What is being asked: Go through the listing and pick out each line with the word "运用气体和液体的流速与压强之间的关系解释有关现象" in it.

Data rows:
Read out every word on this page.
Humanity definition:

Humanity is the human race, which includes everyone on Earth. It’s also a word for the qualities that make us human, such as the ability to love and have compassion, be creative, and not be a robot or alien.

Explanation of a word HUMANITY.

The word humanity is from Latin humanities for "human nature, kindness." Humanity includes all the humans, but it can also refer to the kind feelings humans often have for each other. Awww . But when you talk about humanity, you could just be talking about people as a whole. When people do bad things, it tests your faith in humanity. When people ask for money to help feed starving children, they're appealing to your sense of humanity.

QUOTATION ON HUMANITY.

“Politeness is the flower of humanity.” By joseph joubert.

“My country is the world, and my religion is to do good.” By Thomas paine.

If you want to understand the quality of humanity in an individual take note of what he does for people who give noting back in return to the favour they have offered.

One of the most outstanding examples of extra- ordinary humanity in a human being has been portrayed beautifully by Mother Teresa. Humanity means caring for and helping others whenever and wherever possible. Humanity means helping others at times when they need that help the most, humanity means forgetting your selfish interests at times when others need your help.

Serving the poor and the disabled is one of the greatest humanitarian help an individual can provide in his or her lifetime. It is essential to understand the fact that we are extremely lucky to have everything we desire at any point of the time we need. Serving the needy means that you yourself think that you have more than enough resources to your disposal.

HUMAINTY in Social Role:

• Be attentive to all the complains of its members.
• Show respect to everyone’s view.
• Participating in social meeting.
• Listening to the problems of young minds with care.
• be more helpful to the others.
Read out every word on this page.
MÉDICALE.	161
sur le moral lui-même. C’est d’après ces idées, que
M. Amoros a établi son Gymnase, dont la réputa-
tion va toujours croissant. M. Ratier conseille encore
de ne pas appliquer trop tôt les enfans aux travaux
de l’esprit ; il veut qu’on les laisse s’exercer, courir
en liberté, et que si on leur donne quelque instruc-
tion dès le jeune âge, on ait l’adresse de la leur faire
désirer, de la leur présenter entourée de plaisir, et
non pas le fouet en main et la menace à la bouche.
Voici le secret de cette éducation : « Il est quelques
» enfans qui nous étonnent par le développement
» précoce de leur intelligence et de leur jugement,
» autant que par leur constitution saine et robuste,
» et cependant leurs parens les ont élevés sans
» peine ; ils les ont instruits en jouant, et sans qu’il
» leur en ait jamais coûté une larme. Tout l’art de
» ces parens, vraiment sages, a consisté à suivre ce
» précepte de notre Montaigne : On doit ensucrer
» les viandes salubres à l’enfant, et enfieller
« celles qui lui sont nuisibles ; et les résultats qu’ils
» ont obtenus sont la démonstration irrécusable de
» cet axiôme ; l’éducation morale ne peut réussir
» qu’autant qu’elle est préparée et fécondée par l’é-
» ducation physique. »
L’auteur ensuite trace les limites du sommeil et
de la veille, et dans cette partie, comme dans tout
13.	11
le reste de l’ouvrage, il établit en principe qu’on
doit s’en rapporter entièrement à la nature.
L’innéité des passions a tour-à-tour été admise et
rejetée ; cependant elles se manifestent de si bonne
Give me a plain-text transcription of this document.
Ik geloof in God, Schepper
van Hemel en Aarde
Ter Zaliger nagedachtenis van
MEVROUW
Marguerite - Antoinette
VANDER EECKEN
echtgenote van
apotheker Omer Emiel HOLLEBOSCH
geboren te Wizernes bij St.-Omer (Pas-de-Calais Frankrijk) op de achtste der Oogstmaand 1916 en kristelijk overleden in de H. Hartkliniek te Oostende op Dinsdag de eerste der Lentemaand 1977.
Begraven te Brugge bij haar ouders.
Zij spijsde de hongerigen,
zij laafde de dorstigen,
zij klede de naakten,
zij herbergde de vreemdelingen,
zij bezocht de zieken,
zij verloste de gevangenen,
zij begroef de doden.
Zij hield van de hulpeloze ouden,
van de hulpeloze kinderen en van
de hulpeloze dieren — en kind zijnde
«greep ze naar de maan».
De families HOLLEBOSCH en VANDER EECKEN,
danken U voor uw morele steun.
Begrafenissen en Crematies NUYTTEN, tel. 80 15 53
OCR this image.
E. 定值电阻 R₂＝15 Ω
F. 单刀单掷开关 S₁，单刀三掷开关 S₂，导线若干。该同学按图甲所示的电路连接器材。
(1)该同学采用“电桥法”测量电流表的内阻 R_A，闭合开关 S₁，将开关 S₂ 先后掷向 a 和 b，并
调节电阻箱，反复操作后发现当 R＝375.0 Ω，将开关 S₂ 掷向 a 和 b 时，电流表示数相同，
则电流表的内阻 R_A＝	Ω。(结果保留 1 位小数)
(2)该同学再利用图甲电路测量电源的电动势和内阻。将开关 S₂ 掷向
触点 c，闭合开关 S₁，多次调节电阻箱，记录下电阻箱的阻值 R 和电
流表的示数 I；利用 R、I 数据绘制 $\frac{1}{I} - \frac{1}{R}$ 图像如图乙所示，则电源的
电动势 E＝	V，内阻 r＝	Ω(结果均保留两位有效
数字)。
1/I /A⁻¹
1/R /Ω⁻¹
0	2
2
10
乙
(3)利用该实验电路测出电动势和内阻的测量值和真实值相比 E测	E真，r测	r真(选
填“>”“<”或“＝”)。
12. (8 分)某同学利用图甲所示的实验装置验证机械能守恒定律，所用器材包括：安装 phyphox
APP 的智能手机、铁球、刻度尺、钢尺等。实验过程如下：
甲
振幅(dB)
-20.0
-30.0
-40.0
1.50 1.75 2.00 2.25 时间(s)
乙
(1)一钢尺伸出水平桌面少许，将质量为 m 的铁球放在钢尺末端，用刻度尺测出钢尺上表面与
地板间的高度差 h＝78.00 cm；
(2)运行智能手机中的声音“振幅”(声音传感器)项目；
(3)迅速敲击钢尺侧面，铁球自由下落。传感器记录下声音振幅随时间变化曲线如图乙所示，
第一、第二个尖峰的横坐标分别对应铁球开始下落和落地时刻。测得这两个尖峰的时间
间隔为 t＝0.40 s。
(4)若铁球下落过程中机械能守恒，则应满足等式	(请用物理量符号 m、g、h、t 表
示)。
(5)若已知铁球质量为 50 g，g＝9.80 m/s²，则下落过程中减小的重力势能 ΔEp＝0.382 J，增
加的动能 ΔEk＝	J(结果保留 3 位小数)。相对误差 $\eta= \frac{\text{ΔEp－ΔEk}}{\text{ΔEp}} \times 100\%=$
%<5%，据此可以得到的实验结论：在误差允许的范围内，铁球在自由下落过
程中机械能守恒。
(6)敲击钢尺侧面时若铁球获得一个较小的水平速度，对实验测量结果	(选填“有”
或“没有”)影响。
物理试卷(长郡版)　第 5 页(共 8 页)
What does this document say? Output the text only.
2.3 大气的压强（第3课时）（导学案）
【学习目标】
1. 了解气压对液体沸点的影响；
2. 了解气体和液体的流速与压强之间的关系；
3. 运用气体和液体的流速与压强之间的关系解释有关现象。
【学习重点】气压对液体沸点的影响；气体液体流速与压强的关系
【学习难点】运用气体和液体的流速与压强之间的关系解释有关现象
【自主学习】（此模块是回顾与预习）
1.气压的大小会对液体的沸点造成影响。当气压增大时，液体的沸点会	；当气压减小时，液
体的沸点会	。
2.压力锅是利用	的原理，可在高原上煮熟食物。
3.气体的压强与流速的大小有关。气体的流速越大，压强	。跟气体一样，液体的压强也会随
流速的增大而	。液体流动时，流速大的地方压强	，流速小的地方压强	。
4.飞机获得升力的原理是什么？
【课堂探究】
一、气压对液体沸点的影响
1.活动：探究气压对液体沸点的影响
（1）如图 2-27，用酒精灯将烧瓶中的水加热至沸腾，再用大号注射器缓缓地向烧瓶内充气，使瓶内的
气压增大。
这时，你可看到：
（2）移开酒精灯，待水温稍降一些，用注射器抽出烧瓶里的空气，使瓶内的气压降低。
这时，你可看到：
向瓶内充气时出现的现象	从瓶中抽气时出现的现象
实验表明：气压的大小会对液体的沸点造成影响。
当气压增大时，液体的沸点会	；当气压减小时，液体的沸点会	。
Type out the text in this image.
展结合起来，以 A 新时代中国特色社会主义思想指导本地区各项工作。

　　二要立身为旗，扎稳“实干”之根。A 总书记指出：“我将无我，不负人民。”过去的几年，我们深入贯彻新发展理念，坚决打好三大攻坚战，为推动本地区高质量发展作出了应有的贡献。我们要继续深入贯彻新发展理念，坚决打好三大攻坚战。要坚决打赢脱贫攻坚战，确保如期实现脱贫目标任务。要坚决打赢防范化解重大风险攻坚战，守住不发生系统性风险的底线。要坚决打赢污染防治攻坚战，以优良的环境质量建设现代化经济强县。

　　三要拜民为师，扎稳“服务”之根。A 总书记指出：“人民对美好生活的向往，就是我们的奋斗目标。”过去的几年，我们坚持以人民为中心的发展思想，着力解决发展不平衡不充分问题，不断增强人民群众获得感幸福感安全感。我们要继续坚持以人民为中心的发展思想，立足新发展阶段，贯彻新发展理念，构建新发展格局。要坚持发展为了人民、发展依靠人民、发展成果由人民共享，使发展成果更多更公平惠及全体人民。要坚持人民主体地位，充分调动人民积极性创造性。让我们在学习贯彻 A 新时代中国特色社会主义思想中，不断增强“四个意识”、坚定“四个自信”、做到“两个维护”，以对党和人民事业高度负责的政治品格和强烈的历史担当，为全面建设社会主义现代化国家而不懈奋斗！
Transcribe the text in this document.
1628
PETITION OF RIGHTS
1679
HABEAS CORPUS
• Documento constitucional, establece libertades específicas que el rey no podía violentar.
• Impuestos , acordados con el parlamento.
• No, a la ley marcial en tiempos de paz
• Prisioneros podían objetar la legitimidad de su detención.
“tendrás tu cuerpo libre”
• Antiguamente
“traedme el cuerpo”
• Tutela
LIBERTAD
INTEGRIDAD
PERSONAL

Full response:
3. 运用气体和液体的流速与压强之间的关系解释有关现象。
【学习难点】运用气体和液体的流速与压强之间的关系解释有关现象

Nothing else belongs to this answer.